===== Task material

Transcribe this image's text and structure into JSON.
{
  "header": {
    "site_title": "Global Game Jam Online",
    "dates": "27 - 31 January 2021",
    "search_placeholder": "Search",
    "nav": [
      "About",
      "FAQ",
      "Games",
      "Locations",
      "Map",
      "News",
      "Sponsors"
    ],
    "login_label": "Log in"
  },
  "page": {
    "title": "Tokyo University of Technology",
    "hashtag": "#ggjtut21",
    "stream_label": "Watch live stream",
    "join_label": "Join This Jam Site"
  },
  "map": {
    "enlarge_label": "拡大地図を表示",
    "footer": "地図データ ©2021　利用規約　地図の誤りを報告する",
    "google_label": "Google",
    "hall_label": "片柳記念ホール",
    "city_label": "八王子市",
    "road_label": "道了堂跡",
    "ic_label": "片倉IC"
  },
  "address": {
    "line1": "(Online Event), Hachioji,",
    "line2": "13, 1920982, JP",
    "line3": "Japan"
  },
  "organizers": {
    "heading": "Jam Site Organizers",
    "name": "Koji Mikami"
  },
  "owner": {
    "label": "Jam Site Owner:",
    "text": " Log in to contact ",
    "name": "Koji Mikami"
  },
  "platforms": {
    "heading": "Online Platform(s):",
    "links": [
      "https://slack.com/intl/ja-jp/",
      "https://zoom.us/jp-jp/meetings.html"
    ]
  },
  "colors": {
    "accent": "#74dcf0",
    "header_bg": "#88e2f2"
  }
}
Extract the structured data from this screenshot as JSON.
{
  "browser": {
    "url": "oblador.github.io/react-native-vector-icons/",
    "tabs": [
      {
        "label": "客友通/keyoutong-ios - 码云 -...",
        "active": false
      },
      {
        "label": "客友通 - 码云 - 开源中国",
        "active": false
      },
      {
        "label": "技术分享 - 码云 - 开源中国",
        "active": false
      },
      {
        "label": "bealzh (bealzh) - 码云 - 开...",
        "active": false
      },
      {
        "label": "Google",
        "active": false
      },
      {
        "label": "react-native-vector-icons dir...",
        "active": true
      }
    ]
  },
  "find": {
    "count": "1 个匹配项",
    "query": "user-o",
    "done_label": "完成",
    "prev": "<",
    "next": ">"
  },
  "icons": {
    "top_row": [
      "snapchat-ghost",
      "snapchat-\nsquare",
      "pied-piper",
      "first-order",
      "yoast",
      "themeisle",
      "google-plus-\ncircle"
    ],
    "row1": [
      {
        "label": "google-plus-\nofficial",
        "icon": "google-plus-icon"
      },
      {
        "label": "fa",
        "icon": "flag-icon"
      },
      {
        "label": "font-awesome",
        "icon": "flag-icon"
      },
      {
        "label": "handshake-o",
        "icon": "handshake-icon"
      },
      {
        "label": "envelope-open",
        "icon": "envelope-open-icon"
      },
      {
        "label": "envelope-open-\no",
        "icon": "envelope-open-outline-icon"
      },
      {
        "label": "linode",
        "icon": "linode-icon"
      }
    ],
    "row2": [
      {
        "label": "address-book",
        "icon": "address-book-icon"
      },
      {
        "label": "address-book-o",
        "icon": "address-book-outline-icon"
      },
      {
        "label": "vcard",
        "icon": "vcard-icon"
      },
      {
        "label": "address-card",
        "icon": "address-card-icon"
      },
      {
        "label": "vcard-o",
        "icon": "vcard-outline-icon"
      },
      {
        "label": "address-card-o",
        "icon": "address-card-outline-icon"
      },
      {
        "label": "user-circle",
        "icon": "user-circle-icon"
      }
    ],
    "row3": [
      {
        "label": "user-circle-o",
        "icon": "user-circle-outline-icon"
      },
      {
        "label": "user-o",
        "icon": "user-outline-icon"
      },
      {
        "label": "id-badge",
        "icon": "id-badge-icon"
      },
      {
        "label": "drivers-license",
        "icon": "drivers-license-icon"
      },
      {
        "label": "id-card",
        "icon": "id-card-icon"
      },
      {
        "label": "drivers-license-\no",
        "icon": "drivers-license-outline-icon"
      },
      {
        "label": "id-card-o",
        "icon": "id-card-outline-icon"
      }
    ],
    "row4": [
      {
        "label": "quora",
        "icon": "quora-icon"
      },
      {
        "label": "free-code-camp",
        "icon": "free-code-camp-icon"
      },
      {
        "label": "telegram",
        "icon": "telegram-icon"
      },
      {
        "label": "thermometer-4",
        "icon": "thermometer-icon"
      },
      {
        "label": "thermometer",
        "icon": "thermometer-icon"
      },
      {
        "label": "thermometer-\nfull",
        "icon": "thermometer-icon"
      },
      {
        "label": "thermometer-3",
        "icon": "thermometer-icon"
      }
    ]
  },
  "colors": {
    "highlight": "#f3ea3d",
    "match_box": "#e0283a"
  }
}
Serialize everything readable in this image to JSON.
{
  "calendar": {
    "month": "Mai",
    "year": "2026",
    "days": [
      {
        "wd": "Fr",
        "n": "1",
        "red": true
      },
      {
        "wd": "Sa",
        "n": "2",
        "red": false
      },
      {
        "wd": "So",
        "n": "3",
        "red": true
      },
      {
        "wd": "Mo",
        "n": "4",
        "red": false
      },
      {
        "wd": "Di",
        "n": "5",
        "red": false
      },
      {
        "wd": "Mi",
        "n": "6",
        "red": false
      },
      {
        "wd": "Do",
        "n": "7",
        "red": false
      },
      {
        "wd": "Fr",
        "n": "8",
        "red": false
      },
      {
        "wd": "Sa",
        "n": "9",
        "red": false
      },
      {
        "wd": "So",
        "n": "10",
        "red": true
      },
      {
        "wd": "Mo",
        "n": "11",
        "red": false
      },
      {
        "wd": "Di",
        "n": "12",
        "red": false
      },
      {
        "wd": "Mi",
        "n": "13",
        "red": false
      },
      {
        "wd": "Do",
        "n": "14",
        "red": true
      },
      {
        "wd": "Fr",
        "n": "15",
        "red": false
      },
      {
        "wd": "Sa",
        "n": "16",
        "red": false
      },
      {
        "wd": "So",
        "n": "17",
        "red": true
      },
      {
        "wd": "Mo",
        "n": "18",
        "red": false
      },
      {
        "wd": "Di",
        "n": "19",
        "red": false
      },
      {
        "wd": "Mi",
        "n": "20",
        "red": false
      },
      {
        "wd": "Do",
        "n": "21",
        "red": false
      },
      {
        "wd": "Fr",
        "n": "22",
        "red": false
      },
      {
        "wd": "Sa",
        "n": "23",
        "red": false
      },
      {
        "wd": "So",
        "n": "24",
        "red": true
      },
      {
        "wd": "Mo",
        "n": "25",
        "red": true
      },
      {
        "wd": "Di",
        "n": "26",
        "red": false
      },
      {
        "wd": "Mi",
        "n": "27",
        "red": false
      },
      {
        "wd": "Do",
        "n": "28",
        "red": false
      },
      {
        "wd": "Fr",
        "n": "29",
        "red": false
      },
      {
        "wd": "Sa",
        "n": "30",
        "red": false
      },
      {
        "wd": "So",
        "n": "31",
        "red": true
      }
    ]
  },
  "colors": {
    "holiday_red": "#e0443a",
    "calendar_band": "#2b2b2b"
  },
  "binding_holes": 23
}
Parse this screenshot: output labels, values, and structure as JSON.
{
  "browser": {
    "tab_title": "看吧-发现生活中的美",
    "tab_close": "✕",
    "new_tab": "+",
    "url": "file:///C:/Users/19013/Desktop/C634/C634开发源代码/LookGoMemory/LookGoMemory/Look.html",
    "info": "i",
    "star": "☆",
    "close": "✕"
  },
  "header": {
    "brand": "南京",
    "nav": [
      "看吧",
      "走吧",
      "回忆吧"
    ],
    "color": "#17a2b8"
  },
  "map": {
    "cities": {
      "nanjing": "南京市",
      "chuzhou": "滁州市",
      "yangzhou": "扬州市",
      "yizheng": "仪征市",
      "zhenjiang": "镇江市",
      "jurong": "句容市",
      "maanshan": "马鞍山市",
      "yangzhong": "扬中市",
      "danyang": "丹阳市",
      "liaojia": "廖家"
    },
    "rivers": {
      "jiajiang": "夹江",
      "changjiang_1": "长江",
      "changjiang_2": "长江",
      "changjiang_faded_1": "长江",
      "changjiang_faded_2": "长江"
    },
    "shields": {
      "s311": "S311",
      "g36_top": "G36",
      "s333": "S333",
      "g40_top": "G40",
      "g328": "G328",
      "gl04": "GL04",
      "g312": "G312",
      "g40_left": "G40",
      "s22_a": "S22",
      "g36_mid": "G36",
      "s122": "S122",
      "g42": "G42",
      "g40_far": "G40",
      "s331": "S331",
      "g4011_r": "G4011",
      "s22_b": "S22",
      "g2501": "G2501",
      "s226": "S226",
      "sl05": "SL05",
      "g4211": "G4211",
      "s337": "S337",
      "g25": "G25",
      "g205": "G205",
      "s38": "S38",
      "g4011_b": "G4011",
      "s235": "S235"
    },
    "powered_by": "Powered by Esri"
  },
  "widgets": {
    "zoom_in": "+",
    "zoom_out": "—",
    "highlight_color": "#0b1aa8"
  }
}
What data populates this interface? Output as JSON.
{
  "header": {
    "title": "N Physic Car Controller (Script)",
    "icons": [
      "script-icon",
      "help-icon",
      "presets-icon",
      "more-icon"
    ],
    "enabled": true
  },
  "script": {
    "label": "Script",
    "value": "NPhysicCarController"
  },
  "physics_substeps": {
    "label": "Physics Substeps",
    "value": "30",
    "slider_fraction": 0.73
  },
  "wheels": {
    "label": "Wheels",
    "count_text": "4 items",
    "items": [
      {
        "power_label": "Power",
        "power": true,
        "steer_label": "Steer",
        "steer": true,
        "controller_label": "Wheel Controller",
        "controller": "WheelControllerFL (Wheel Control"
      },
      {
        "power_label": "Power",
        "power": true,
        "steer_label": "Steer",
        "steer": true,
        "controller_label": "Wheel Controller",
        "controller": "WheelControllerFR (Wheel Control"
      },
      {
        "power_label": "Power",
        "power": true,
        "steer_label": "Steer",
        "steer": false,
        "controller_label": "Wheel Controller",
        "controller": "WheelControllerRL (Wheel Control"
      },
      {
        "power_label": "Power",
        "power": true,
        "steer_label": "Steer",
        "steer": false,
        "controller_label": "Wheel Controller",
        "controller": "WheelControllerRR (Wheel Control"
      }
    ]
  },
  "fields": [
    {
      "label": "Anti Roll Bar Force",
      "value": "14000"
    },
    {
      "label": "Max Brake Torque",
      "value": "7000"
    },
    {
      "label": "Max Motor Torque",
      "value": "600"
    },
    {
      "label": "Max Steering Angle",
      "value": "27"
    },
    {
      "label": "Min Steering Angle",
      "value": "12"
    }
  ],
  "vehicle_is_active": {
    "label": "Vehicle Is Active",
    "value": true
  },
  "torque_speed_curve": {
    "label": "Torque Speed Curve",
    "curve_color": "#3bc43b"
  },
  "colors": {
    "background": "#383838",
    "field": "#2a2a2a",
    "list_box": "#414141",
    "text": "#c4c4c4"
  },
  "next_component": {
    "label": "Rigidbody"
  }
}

==========

Exercise brief:
Each line that contains the string "free" counts once; say how many there are and nothing else.

Correct result:
2